Task
Scan the lines below; pull out those with "title".

Entries
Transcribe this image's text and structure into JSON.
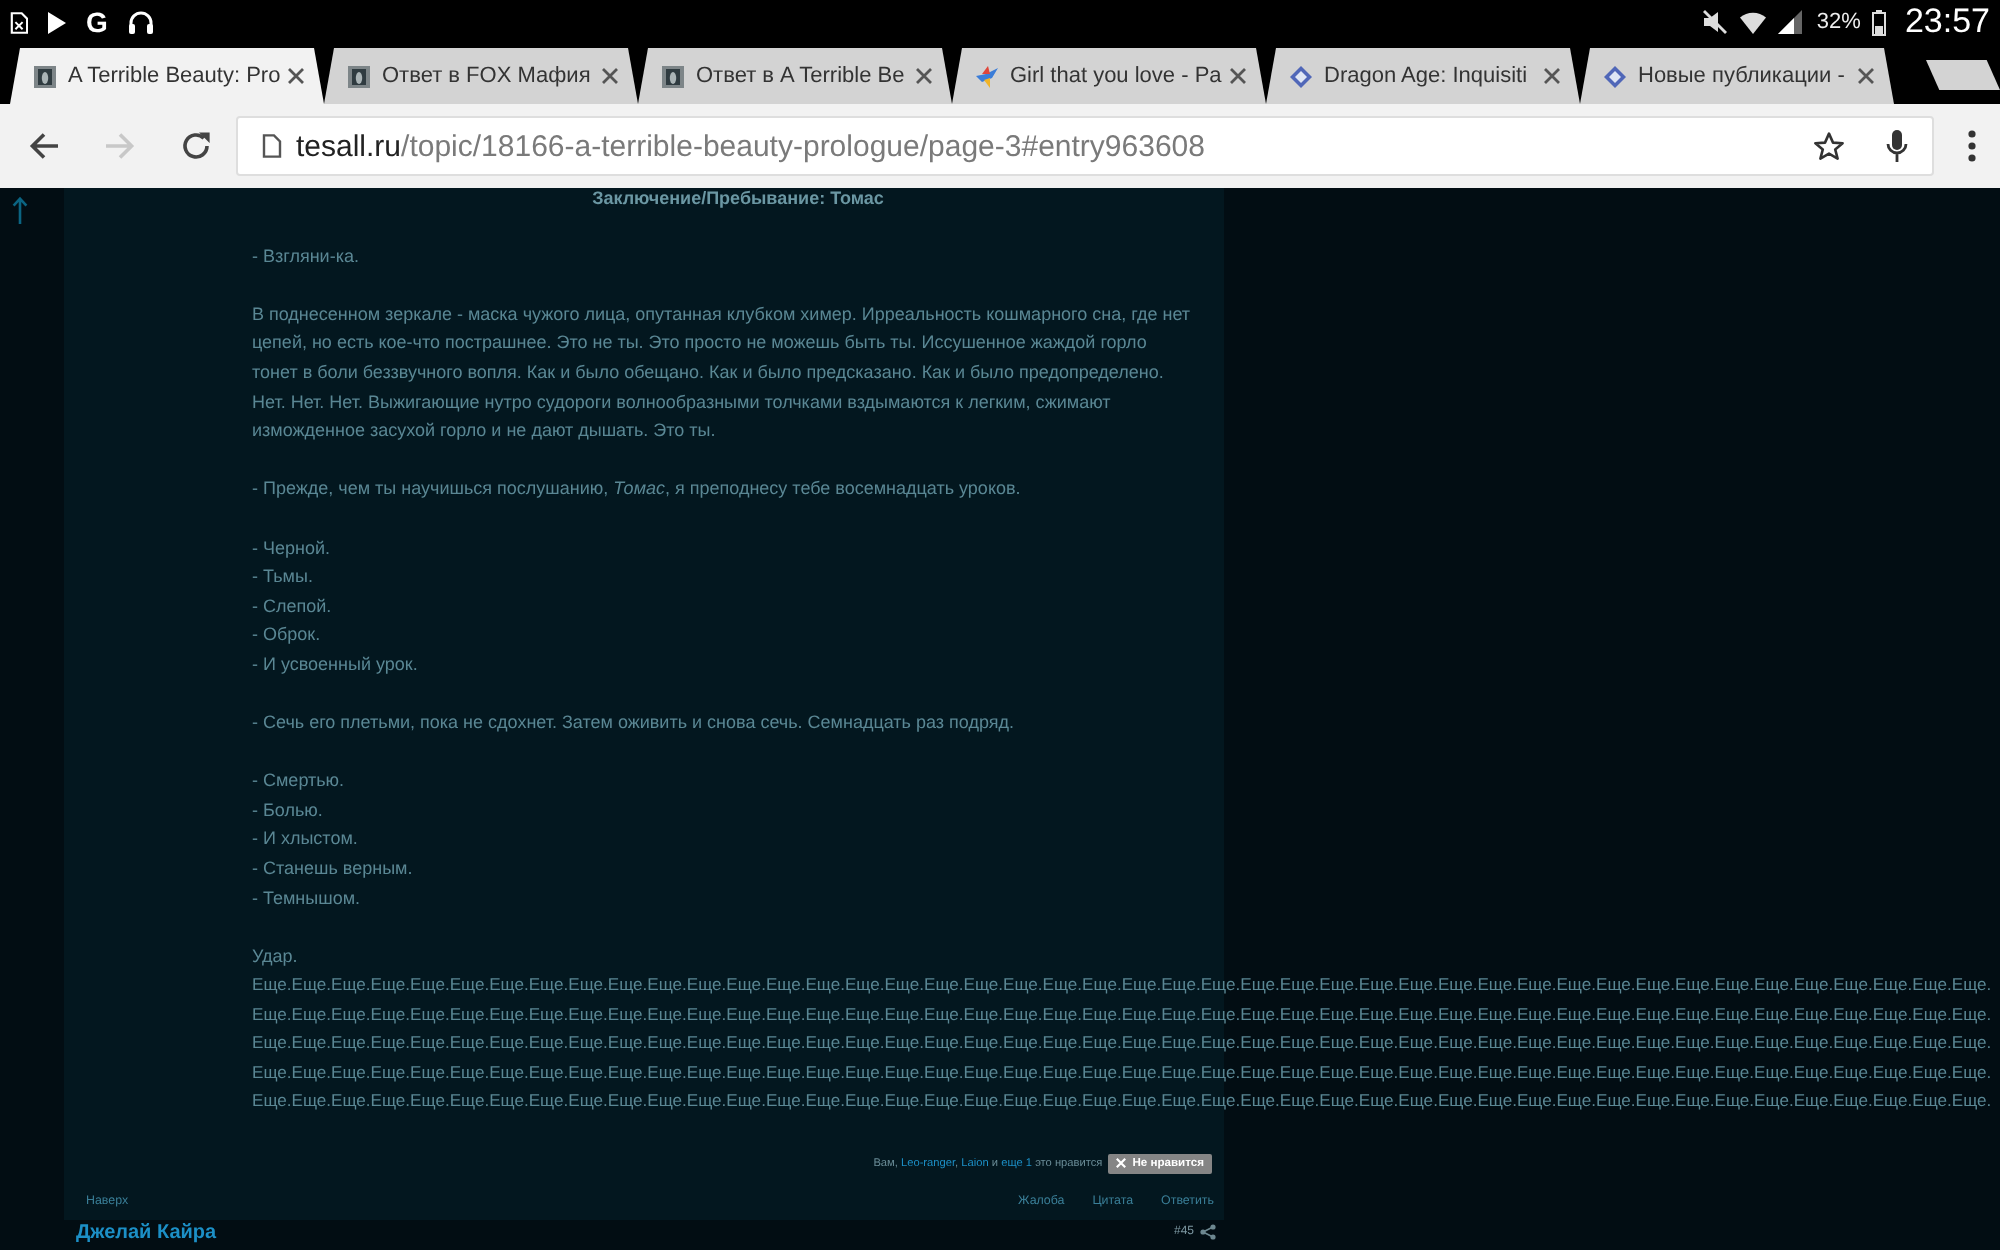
{
  "status_bar": {
    "notification_letter": "G",
    "battery": "32%",
    "time": "23:57"
  },
  "tabs": [
    {
      "title": "A Terrible Beauty: Pro",
      "kind": "portrait",
      "selected": true
    },
    {
      "title": "Ответ в FOX Мафия",
      "kind": "portrait",
      "selected": false
    },
    {
      "title": "Ответ в A Terrible Be",
      "kind": "portrait",
      "selected": false
    },
    {
      "title": "Girl that you love - Pa",
      "kind": "bird",
      "selected": false
    },
    {
      "title": "Dragon Age: Inquisiti",
      "kind": "emblem",
      "selected": false
    },
    {
      "title": "Новые публикации -",
      "kind": "emblem",
      "selected": false
    }
  ],
  "toolbar": {
    "forward_disabled": true,
    "url_host": "tesall.ru",
    "url_path": "/topic/18166-a-terrible-beauty-prologue/page-3#entry963608"
  },
  "post": {
    "heading": "Заключение/Пребывание: Томас",
    "blocks": [
      {
        "lines": [
          "- Взгляни-ка."
        ]
      },
      {
        "text": "В поднесенном зеркале - маска чужого лица, опутанная клубком химер. Ирреальность кошмарного сна, где нет цепей, но есть кое-что пострашнее. Это не ты. Это просто не можешь быть ты. Иссушенное жаждой горло тонет в боли беззвучного вопля. Как и было обещано. Как и было предсказано. Как и было предопределено. Нет. Нет. Нет. Выжигающие нутро судороги волнообразными толчками вздымаются к легким, сжимают изможденное засухой горло и не дают дышать. Это ты."
      },
      {
        "lines": [
          "- Прежде, чем ты научишься послушанию, *Томас*, я преподнесу тебе восемнадцать уроков."
        ]
      },
      {
        "lines": [
          "- Черной.",
          "- Тьмы.",
          "- Слепой.",
          "- Оброк.",
          "- И усвоенный урок."
        ]
      },
      {
        "lines": [
          "- Сечь его плетьми, пока не сдохнет. Затем оживить и снова сечь. Семнадцать раз подряд."
        ]
      },
      {
        "lines": [
          "- Смертью.",
          "- Болью.",
          "- И хлыстом.",
          "- Станешь верным.",
          "- Темнышом."
        ]
      },
      {
        "lines": [
          "Удар."
        ]
      }
    ],
    "repeated_lines": [
      "Еще.Еще.Еще.Еще.Еще.Еще.Еще.Еще.Еще.Еще.Еще.Еще.Еще.Еще.Еще.Еще.Еще.Еще.Еще.Еще.Еще.Еще.Еще.Еще.Еще.Еще.Еще.Еще.Еще.Еще.Еще.Еще.Еще.Еще.Еще.Еще.Еще.Еще.Еще.Еще.Еще.Еще.Еще.Еще.",
      "Еще.Еще.Еще.Еще.Еще.Еще.Еще.Еще.Еще.Еще.Еще.Еще.Еще.Еще.Еще.Еще.Еще.Еще.Еще.Еще.Еще.Еще.Еще.Еще.Еще.Еще.Еще.Еще.Еще.Еще.Еще.Еще.Еще.Еще.Еще.Еще.Еще.Еще.Еще.Еще.Еще.Еще.Еще.Еще.",
      "Еще.Еще.Еще.Еще.Еще.Еще.Еще.Еще.Еще.Еще.Еще.Еще.Еще.Еще.Еще.Еще.Еще.Еще.Еще.Еще.Еще.Еще.Еще.Еще.Еще.Еще.Еще.Еще.Еще.Еще.Еще.Еще.Еще.Еще.Еще.Еще.Еще.Еще.Еще.Еще.Еще.Еще.Еще.Еще.",
      "Еще.Еще.Еще.Еще.Еще.Еще.Еще.Еще.Еще.Еще.Еще.Еще.Еще.Еще.Еще.Еще.Еще.Еще.Еще.Еще.Еще.Еще.Еще.Еще.Еще.Еще.Еще.Еще.Еще.Еще.Еще.Еще.Еще.Еще.Еще.Еще.Еще.Еще.Еще.Еще.Еще.Еще.Еще.Еще.",
      "Еще.Еще.Еще.Еще.Еще.Еще.Еще.Еще.Еще.Еще.Еще.Еще.Еще.Еще.Еще.Еще.Еще.Еще.Еще.Еще.Еще.Еще.Еще.Еще.Еще.Еще.Еще.Еще.Еще.Еще.Еще.Еще.Еще.Еще.Еще.Еще.Еще.Еще.Еще.Еще.Еще.Еще.Еще.Еще."
    ],
    "likes": [
      {
        "kind": "text",
        "text": "Вам, "
      },
      {
        "kind": "link",
        "text": "Leo-ranger"
      },
      {
        "kind": "text",
        "text": ", "
      },
      {
        "kind": "link",
        "text": "Laion"
      },
      {
        "kind": "text",
        "text": " и "
      },
      {
        "kind": "link",
        "text": "еще 1"
      },
      {
        "kind": "text",
        "text": " это нравится"
      }
    ],
    "unlike_button": "Не нравится",
    "top_link": "Наверх",
    "actions": [
      "Жалоба",
      "Цитата",
      "Ответить"
    ]
  },
  "next_post": {
    "author": "Джелай Кайра",
    "number": "#45"
  }
}
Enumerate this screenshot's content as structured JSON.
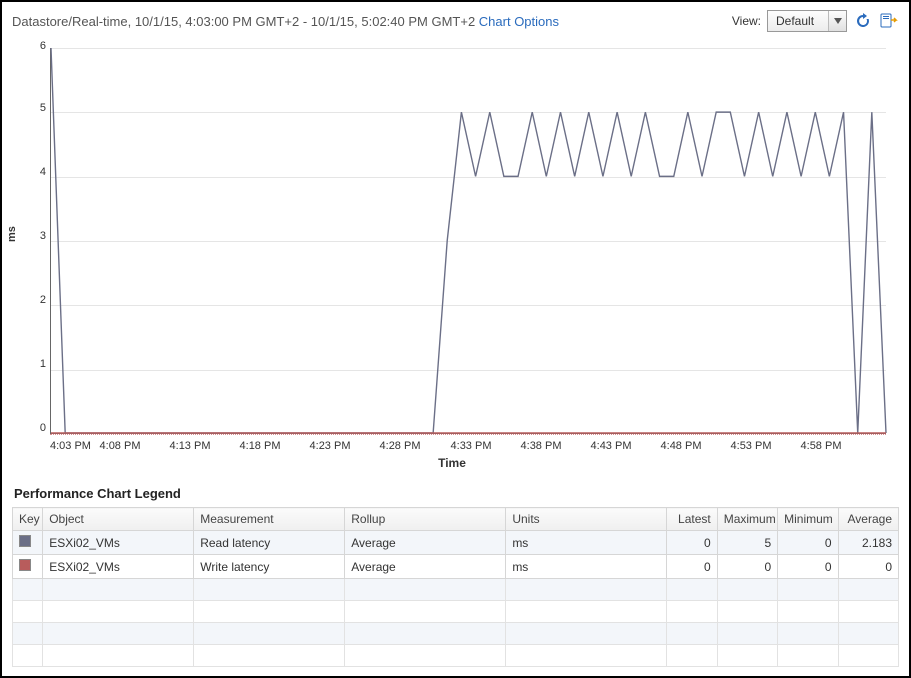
{
  "header": {
    "title": "Datastore/Real-time, 10/1/15, 4:03:00 PM GMT+2 - 10/1/15, 5:02:40 PM GMT+2",
    "chart_options": "Chart Options",
    "view_label": "View:",
    "view_value": "Default"
  },
  "chart_data": {
    "type": "line",
    "title": "",
    "xlabel": "Time",
    "ylabel": "ms",
    "ylim": [
      0,
      6
    ],
    "x_categories": [
      "4:03 PM",
      "4:08 PM",
      "4:13 PM",
      "4:18 PM",
      "4:23 PM",
      "4:28 PM",
      "4:33 PM",
      "4:38 PM",
      "4:43 PM",
      "4:48 PM",
      "4:53 PM",
      "4:58 PM"
    ],
    "y_ticks": [
      0,
      1,
      2,
      3,
      4,
      5,
      6
    ],
    "x_minutes": [
      3,
      4,
      5,
      6,
      7,
      8,
      9,
      10,
      11,
      12,
      13,
      14,
      15,
      16,
      17,
      18,
      19,
      20,
      21,
      22,
      23,
      24,
      25,
      26,
      27,
      28,
      29,
      30,
      31,
      32,
      33,
      34,
      35,
      36,
      37,
      38,
      39,
      40,
      41,
      42,
      43,
      44,
      45,
      46,
      47,
      48,
      49,
      50,
      51,
      52,
      53,
      54,
      55,
      56,
      57,
      58,
      59,
      60,
      61,
      62
    ],
    "series": [
      {
        "name": "Read latency",
        "color": "#6b6f87",
        "values": [
          6,
          0,
          0,
          0,
          0,
          0,
          0,
          0,
          0,
          0,
          0,
          0,
          0,
          0,
          0,
          0,
          0,
          0,
          0,
          0,
          0,
          0,
          0,
          0,
          0,
          0,
          0,
          0,
          3,
          5,
          4,
          5,
          4,
          4,
          5,
          4,
          5,
          4,
          5,
          4,
          5,
          4,
          5,
          4,
          4,
          5,
          4,
          5,
          5,
          4,
          5,
          4,
          5,
          4,
          5,
          4,
          5,
          0,
          5,
          0
        ]
      },
      {
        "name": "Write latency",
        "color": "#b85c5c",
        "values": [
          0,
          0,
          0,
          0,
          0,
          0,
          0,
          0,
          0,
          0,
          0,
          0,
          0,
          0,
          0,
          0,
          0,
          0,
          0,
          0,
          0,
          0,
          0,
          0,
          0,
          0,
          0,
          0,
          0,
          0,
          0,
          0,
          0,
          0,
          0,
          0,
          0,
          0,
          0,
          0,
          0,
          0,
          0,
          0,
          0,
          0,
          0,
          0,
          0,
          0,
          0,
          0,
          0,
          0,
          0,
          0,
          0,
          0,
          0,
          0
        ]
      }
    ]
  },
  "legend": {
    "title": "Performance Chart Legend",
    "columns": {
      "key": "Key",
      "object": "Object",
      "measurement": "Measurement",
      "rollup": "Rollup",
      "units": "Units",
      "latest": "Latest",
      "maximum": "Maximum",
      "minimum": "Minimum",
      "average": "Average"
    },
    "rows": [
      {
        "color": "#6b6f87",
        "object": "ESXi02_VMs",
        "measurement": "Read latency",
        "rollup": "Average",
        "units": "ms",
        "latest": "0",
        "maximum": "5",
        "minimum": "0",
        "average": "2.183"
      },
      {
        "color": "#b85c5c",
        "object": "ESXi02_VMs",
        "measurement": "Write latency",
        "rollup": "Average",
        "units": "ms",
        "latest": "0",
        "maximum": "0",
        "minimum": "0",
        "average": "0"
      }
    ]
  }
}
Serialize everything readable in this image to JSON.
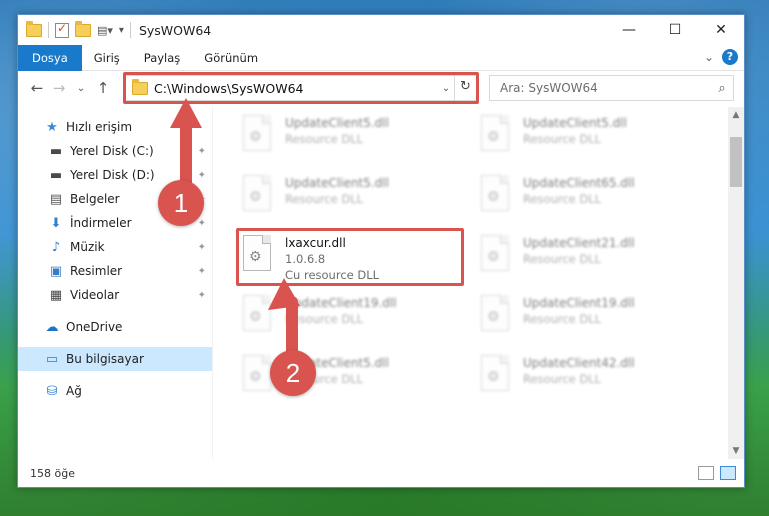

Answer to the exercise
      "title": "A Terrible Beauty: Pro",
      "title": "Ответ в FOX Мафия",
      "title": "Ответ в A Terrible Be",
      "title": "Girl that you love - Pa",
      "title": "Dragon Age: Inquisiti",
      "title": "Новые публикации -",
    "title": "Datastore/Real-time, 10/1/15, 4:03:00 PM GMT+2 - 10/1/15, 5:02:40 PM GMT+2",
    "title": "",
    "title": "Performance Chart Legend",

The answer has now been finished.